What to produce: From the data that follows, report how many lines hold the string "name", giving only the number.

= = =

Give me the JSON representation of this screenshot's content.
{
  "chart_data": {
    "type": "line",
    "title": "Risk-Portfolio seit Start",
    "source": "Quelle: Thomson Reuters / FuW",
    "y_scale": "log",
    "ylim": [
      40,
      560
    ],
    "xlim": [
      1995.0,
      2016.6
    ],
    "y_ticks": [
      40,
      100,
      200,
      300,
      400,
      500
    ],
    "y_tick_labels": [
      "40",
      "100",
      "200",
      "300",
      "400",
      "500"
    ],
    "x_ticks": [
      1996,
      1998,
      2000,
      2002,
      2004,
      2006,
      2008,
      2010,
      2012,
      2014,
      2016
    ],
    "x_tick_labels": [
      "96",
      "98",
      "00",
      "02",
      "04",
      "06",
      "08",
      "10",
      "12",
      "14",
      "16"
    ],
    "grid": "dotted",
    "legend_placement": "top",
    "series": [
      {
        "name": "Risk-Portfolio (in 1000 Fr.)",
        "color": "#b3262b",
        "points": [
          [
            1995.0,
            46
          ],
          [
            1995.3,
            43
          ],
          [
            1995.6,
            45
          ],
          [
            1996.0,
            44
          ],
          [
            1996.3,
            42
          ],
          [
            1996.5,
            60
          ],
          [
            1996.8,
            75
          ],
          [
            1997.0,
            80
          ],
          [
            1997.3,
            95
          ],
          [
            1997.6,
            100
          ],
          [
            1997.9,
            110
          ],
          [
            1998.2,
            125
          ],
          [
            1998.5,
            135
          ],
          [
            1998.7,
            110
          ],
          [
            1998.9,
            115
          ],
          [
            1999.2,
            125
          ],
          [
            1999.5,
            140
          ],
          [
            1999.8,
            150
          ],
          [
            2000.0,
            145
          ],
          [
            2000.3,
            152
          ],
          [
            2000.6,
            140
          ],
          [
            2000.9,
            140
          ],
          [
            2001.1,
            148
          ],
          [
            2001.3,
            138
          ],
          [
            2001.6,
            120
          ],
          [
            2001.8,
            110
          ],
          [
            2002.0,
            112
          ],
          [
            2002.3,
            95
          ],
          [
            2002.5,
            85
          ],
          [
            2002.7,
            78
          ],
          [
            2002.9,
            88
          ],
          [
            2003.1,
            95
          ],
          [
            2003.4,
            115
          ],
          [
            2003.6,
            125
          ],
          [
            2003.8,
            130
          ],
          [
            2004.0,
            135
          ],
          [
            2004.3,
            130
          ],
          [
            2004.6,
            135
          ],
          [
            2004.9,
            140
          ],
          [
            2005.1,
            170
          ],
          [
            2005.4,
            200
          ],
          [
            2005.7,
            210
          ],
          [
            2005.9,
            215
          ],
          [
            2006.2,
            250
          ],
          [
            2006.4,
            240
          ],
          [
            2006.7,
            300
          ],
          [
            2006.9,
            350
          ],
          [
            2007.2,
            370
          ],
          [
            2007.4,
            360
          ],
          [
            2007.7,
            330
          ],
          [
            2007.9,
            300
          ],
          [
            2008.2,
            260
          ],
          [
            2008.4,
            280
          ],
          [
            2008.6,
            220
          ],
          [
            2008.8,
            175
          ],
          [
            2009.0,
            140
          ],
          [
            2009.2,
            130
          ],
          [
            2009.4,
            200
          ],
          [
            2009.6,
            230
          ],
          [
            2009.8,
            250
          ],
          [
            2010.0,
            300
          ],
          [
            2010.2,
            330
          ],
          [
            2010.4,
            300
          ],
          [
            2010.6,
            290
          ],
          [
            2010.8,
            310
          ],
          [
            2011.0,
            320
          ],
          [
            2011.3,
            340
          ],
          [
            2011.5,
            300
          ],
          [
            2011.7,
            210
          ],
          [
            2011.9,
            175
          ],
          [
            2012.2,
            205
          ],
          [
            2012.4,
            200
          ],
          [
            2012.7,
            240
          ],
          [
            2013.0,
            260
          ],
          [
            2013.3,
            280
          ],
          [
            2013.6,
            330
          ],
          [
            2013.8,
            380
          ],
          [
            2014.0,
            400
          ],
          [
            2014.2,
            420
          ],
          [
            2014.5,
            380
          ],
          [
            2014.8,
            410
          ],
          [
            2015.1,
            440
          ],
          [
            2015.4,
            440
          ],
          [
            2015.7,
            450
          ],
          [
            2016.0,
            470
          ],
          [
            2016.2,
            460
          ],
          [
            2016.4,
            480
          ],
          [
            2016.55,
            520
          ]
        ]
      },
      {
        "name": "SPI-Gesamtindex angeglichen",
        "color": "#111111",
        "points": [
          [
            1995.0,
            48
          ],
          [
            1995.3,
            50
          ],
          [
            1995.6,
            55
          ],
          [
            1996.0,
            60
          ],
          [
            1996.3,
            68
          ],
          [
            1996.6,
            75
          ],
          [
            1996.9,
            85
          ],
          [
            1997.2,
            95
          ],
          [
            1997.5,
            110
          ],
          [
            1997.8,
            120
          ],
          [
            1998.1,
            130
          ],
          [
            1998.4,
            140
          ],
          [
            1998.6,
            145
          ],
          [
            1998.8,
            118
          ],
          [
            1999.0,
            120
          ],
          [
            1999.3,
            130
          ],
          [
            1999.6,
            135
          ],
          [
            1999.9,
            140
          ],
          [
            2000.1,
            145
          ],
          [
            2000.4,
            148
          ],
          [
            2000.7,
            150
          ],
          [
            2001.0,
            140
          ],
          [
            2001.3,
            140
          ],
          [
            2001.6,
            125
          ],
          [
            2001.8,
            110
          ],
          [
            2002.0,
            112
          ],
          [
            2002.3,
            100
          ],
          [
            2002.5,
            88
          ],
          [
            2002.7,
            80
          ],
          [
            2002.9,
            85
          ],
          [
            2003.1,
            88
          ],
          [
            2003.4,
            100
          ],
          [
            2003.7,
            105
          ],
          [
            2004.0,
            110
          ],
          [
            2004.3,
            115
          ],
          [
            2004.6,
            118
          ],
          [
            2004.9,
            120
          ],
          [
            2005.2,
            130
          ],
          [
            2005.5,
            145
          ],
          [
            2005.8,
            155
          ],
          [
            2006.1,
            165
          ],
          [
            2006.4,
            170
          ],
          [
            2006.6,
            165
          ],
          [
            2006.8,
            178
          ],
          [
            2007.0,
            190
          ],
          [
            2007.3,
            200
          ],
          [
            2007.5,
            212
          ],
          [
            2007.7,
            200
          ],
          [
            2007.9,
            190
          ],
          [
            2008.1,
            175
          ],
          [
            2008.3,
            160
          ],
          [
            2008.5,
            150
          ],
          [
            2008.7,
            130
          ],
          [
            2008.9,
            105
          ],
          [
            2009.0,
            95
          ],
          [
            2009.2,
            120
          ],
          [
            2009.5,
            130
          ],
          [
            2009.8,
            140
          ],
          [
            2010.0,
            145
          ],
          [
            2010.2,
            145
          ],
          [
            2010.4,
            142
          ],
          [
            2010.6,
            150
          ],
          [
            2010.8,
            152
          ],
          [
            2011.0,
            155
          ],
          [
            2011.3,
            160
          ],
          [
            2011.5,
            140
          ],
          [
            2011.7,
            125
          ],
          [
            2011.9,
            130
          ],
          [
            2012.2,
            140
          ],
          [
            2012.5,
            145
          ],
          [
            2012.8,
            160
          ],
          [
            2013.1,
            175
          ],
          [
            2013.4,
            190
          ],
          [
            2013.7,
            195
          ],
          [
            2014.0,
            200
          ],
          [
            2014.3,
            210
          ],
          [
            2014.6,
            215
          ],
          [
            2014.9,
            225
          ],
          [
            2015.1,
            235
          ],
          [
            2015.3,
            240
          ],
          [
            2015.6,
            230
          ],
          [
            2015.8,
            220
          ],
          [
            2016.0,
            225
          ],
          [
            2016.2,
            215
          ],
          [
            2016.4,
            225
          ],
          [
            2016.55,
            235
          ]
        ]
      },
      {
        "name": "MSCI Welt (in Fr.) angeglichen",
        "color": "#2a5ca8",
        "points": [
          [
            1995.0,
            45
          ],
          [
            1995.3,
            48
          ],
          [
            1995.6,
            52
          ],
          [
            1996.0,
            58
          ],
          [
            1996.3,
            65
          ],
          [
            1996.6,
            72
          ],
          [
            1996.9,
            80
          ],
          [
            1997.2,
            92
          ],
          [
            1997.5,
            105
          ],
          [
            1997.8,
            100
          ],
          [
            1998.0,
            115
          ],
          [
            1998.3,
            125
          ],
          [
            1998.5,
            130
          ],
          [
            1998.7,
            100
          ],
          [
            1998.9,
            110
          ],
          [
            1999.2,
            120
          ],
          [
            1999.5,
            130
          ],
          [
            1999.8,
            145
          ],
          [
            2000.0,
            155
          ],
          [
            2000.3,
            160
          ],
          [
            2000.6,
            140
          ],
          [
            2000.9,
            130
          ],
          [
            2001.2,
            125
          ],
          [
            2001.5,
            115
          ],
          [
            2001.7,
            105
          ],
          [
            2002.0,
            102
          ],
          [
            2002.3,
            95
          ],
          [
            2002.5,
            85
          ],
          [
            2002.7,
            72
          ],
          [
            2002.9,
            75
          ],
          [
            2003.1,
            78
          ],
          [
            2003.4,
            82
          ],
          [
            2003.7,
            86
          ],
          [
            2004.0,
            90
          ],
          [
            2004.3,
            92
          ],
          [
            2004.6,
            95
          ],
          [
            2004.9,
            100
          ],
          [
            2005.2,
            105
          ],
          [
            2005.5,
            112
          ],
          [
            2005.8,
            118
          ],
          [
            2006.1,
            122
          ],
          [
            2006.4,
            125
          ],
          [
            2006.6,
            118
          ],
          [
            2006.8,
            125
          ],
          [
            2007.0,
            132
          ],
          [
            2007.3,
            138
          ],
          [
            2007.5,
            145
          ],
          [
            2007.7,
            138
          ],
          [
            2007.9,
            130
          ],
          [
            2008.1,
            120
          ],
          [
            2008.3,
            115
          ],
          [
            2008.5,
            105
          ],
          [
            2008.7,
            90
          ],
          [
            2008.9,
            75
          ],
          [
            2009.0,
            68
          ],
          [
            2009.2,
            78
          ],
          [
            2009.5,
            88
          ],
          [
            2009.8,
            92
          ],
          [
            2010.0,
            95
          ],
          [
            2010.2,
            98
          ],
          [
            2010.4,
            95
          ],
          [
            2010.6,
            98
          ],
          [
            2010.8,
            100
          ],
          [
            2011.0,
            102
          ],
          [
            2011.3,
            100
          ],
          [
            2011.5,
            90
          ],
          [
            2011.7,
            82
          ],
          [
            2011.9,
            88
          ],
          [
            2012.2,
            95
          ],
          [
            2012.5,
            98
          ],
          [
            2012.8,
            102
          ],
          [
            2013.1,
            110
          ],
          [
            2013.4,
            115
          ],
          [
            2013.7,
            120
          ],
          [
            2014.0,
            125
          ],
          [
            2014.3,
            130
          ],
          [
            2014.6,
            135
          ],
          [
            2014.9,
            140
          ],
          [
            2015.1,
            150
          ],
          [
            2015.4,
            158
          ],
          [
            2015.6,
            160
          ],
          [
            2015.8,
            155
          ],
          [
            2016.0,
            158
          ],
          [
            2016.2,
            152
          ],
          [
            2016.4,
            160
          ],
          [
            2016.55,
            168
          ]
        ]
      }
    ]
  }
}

= = =

Response to the exercise: 3